* BEGIN Provided material *
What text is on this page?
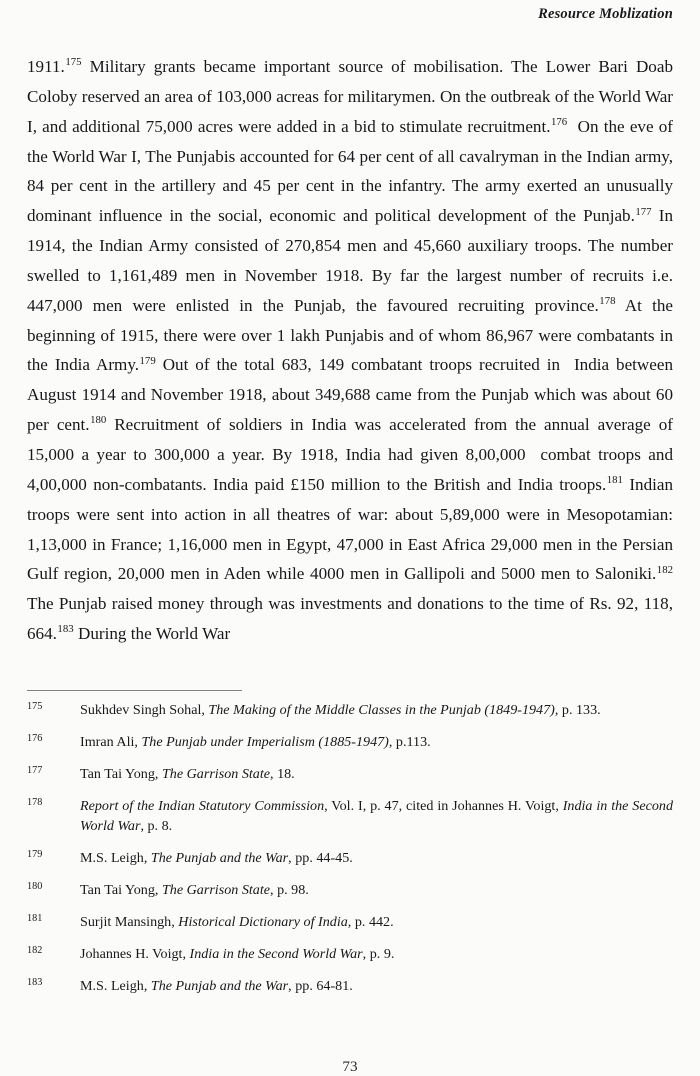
Resource Moblization

1911.$^{175}$ Military grants became important source of mobilisation. The Lower Bari Doab Coloby reserved an area of 103,000 acreas for militarymen. On the outbreak of the World War I, and additional 75,000 acres were added in a bid to stimulate recruitment.$^{176}$  On the eve of the World War I, The Punjabis accounted for 64 per cent of all cavalryman in the Indian army, 84 per cent in the artillery and 45 per cent in the infantry. The army exerted an unusually dominant influence in the social, economic and political development of the Punjab.$^{177}$ In 1914, the Indian Army consisted of 270,854 men and 45,660 auxiliary troops. The number swelled to 1,161,489 men in November 1918. By far the largest number of recruits i.e. 447,000 men were enlisted in the Punjab, the favoured recruiting province.$^{178}$ At the beginning of 1915, there were over 1 lakh Punjabis and of whom 86,967 were combatants in the India Army.$^{179}$ Out of the total 683, 149 combatant troops recruited in  India between August 1914 and November 1918, about 349,688 came from the Punjab which was about 60 per cent.$^{180}$ Recruitment of soldiers in India was accelerated from the annual average of 15,000 a year to 300,000 a year. By 1918, India had given 8,00,000  combat troops and 4,00,000 non-combatants. India paid £150 million to the British and India troops.$^{181}$ Indian troops were sent into action in all theatres of war: about 5,89,000 were in Mesopotamian: 1,13,000 in France; 1,16,000 men in Egypt, 47,000 in East Africa 29,000 men in the Persian Gulf region, 20,000 men in Aden while 4000 men in Gallipoli and 5000 men to Saloniki.$^{182}$ The Punjab raised money through was investments and donations to the time of Rs. 92, 118, 664.$^{183}$ During the World War

175	Sukhdev Singh Sohal, The Making of the Middle Classes in the Punjab (1849-1947), p. 133.
176	Imran Ali, The Punjab under Imperialism (1885-1947), p.113.
177	Tan Tai Yong, The Garrison State, 18.
178	Report of the Indian Statutory Commission, Vol. I, p. 47, cited in Johannes H. Voigt, India in the Second World War, p. 8.
179	M.S. Leigh, The Punjab and the War, pp. 44-45.
180	Tan Tai Yong, The Garrison State, p. 98.
181	Surjit Mansingh, Historical Dictionary of India, p. 442.
182	Johannes H. Voigt, India in the Second World War, p. 9.
183	M.S. Leigh, The Punjab and the War, pp. 64-81.
73
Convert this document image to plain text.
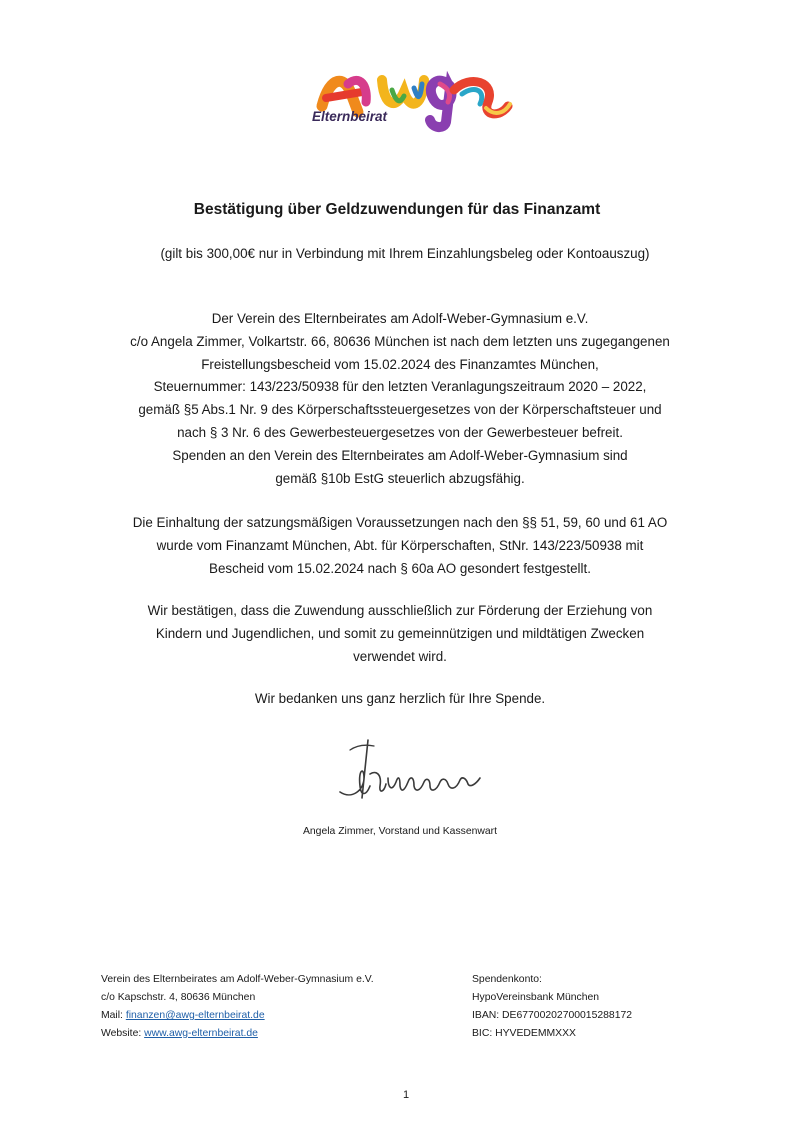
Elternbeirat
Bestätigung über Geldzuwendungen für das Finanzamt
(gilt bis 300,00€ nur in Verbindung mit Ihrem Einzahlungsbeleg oder Kontoauszug)

Der Verein des Elternbeirates am Adolf-Weber-Gymnasium e.V.

c/o Angela Zimmer, Volkartstr. 66, 80636 München ist nach dem letzten uns zugegangenen

Freistellungsbescheid vom 15.02.2024 des Finanzamtes München,

Steuernummer: 143/223/50938 für den letzten Veranlagungszeitraum 2020 – 2022,

gemäß §5 Abs.1 Nr. 9 des Körperschaftssteuergesetzes von der Körperschaftsteuer und

nach § 3 Nr. 6 des Gewerbesteuergesetzes von der Gewerbesteuer befreit.

Spenden an den Verein des Elternbeirates am Adolf-Weber-Gymnasium sind

gemäß §10b EstG steuerlich abzugsfähig.

Die Einhaltung der satzungsmäßigen Voraussetzungen nach den §§ 51, 59, 60 und 61 AO

wurde vom Finanzamt München, Abt. für Körperschaften, StNr. 143/223/50938 mit

Bescheid vom 15.02.2024 nach § 60a AO gesondert festgestellt.

Wir bestätigen, dass die Zuwendung ausschließlich zur Förderung der Erziehung von

Kindern und Jugendlichen, und somit zu gemeinnützigen und mildtätigen Zwecken

verwendet wird.

Wir bedanken uns ganz herzlich für Ihre Spende.

Angela Zimmer, Vorstand und Kassenwart
Verein des Elternbeirates am Adolf-Weber-Gymnasium e.V.
c/o Kapschstr. 4, 80636 München
Mail: finanzen@awg-elternbeirat.de
Website: www.awg-elternbeirat.de
Spendenkonto:
HypoVereinsbank München
IBAN: DE67700202700015288172
BIC: HYVEDEMMXXX
1
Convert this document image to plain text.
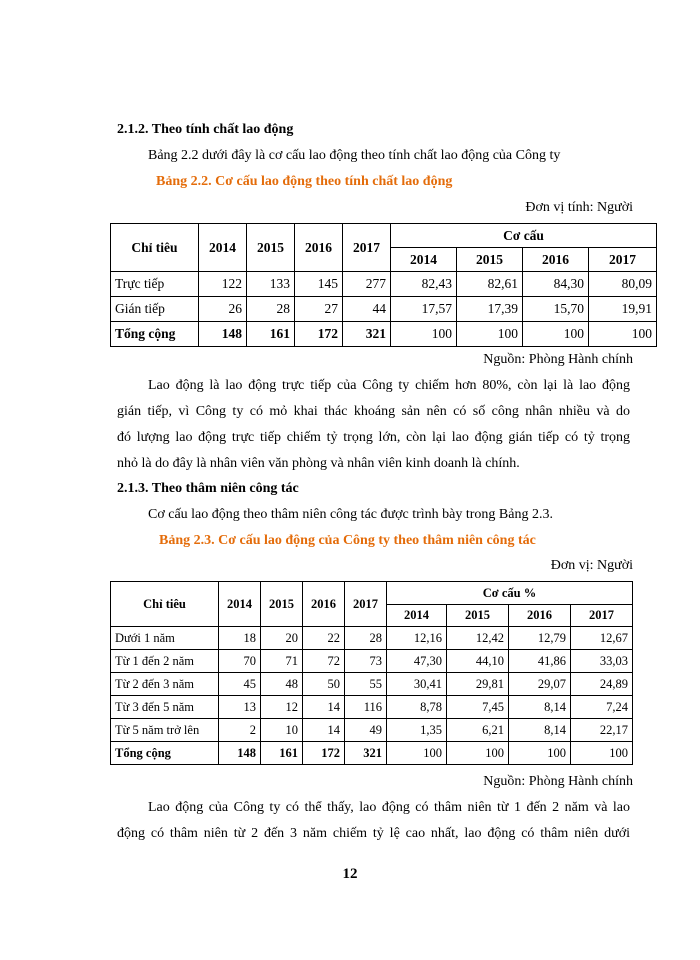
2.1.2. Theo tính chất lao động
Bảng 2.2 dưới đây là cơ cấu lao động theo tính chất lao động của Công ty
Bảng 2.2. Cơ cấu lao động theo tính chất lao động
Đơn vị tính: Người
Chỉ tiêu	2014	2015	2016	2017	Cơ cấu			
					2014	2015	2016	2017
Trực tiếp	122	133	145	277	82,43	82,61	84,30	80,09
Gián tiếp	26	28	27	44	17,57	17,39	15,70	19,91
Tổng cộng	148	161	172	321	100	100	100	100
Nguồn: Phòng Hành chính
Lao động là lao động trực tiếp của Công ty chiếm hơn 80%, còn lại là lao động
gián tiếp, vì Công ty có mỏ khai thác khoáng sản nên có số công nhân nhiều và do
đó lượng lao động trực tiếp chiếm tỷ trọng lớn, còn lại lao động gián tiếp có tỷ trọng
nhỏ là do đây là nhân viên văn phòng và nhân viên kinh doanh là chính.
2.1.3. Theo thâm niên công tác
Cơ cấu lao động theo thâm niên công tác được trình bày trong Bảng 2.3.
Bảng 2.3. Cơ cấu lao động của Công ty theo thâm niên công tác
Đơn vị: Người
Chỉ tiêu	2014	2015	2016	2017	Cơ cấu %			
					2014	2015	2016	2017
Dưới 1 năm	18	20	22	28	12,16	12,42	12,79	12,67
Từ 1 đến 2 năm	70	71	72	73	47,30	44,10	41,86	33,03
Từ 2 đến 3 năm	45	48	50	55	30,41	29,81	29,07	24,89
Từ 3 đến 5 năm	13	12	14	116	8,78	7,45	8,14	7,24
Từ 5 năm trở lên	2	10	14	49	1,35	6,21	8,14	22,17
Tổng cộng	148	161	172	321	100	100	100	100
Nguồn: Phòng Hành chính
Lao động của Công ty có thể thấy, lao động có thâm niên từ 1 đến 2 năm và lao
động có thâm niên từ 2 đến 3 năm chiếm tỷ lệ cao nhất, lao động có thâm niên dưới
12
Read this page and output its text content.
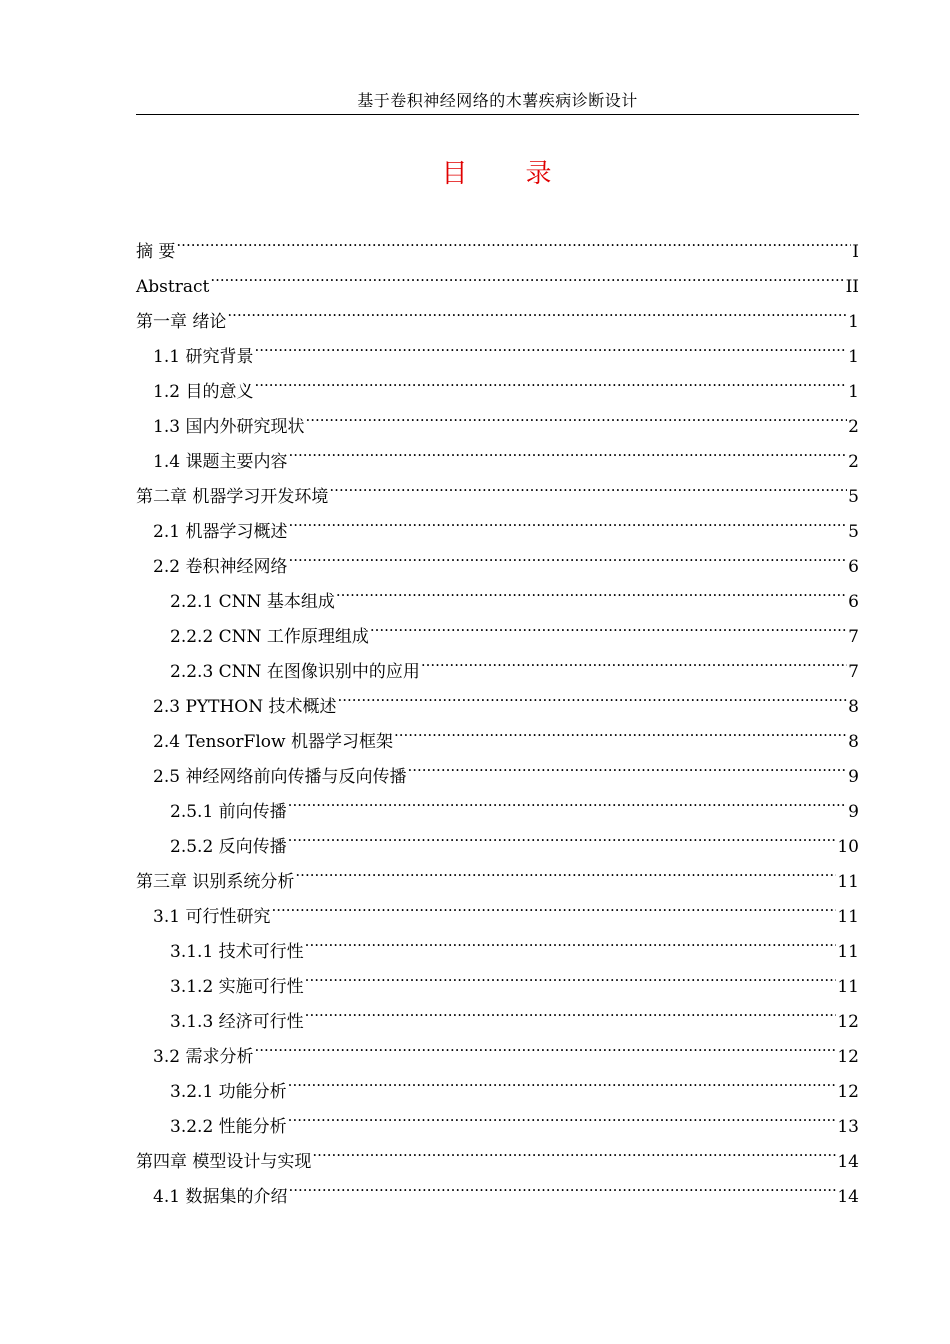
基于卷积神经网络的木薯疾病诊断设计
目 录
摘 要 .....	I
Abstract .....	II
第一章 绪论 .....	1
1.1 研究背景 .....	1
1.2 目的意义 .....	1
1.3 国内外研究现状 .....	2
1.4 课题主要内容 .....	2
第二章 机器学习开发环境 .....	5
2.1 机器学习概述 .....	5
2.2 卷积神经网络 .....	6
2.2.1 CNN 基本组成 .....	6
2.2.2 CNN 工作原理组成 .....	7
2.2.3 CNN 在图像识别中的应用 .....	7
2.3 PYTHON 技术概述 .....	8
2.4 TensorFlow 机器学习框架 .....	8
2.5 神经网络前向传播与反向传播 .....	9
2.5.1 前向传播 .....	9
2.5.2 反向传播 .....	10
第三章 识别系统分析 .....	11
3.1 可行性研究 .....	11
3.1.1 技术可行性 .....	11
3.1.2 实施可行性 .....	11
3.1.3 经济可行性 .....	12
3.2 需求分析 .....	12
3.2.1 功能分析 .....	12
3.2.2 性能分析 .....	13
第四章 模型设计与实现 .....	14
4.1 数据集的介绍 .....	14
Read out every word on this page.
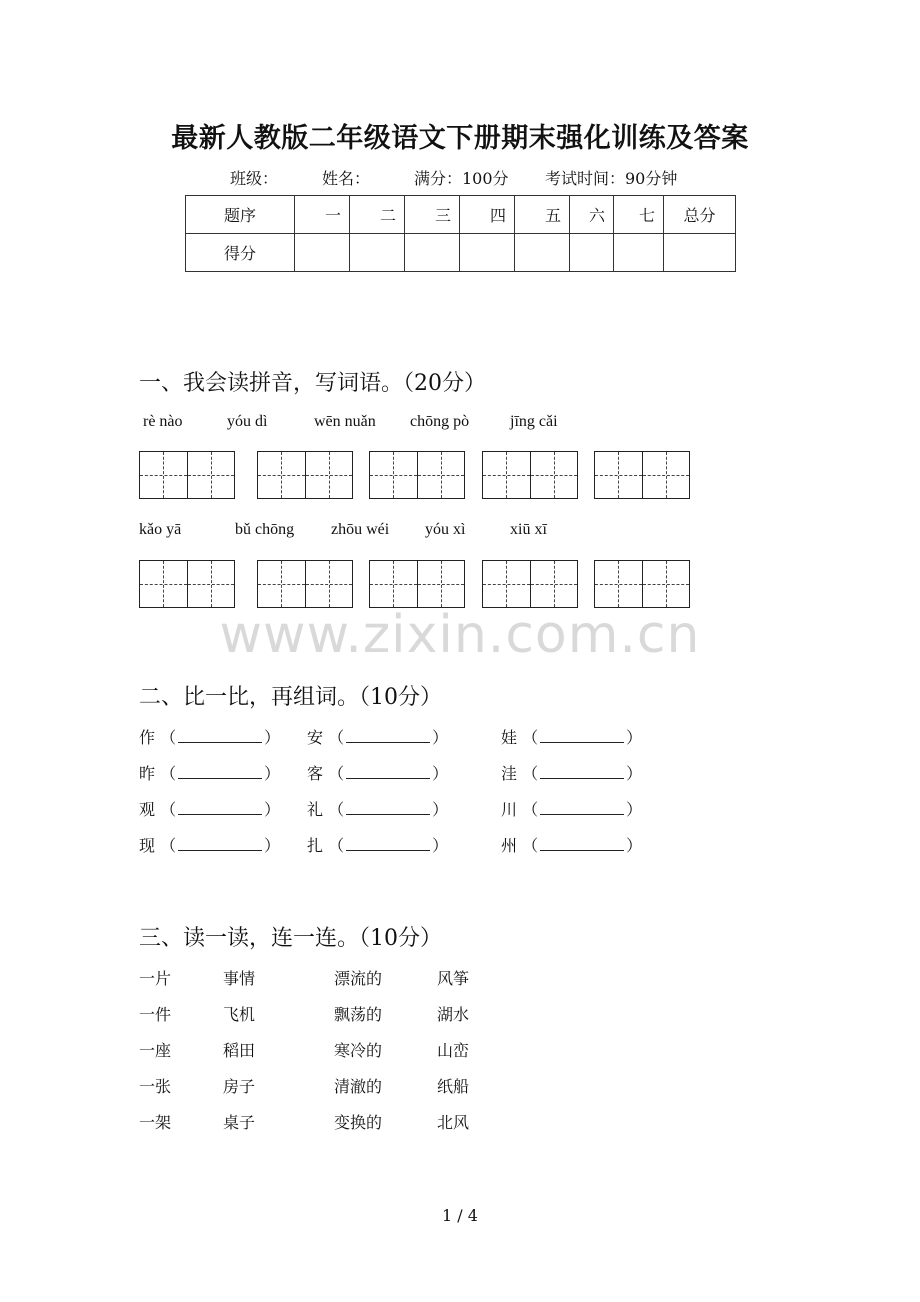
最新人教版二年级语文下册期末强化训练及答案
班级：	姓名：	满分：100分 考试时间：90分钟
题序	一	二	三	四	五	六	七	总分
得分								
一、我会读拼音，写词语。（20分）
rè nào	yóu dì	wēn nuǎn chōng pò	jīng cǎi
kǎo yā	bǔ chōng zhōu wéi yóu xì	xiū xī
www.zixin.com.cn
二、比一比，再组词。（10分）
作 （	） 安 （	）	娃 （	）
昨 （	） 客 （	）	洼 （	）
观 （	） 礼 （	）	川 （	）
现 （	） 扎 （	）	州 （	）
三、读一读，连一连。（10分）
一片	事情	漂流的	风筝
一件	飞机	飘荡的	湖水
一座	稻田	寒冷的	山峦
一张	房子	清澈的	纸船
一架	桌子	变换的	北风
1 / 4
* END Provided material *
§ Aim
Across the records, how many lines contain "chất"? Only the number should be given.

§ Exercise solution
3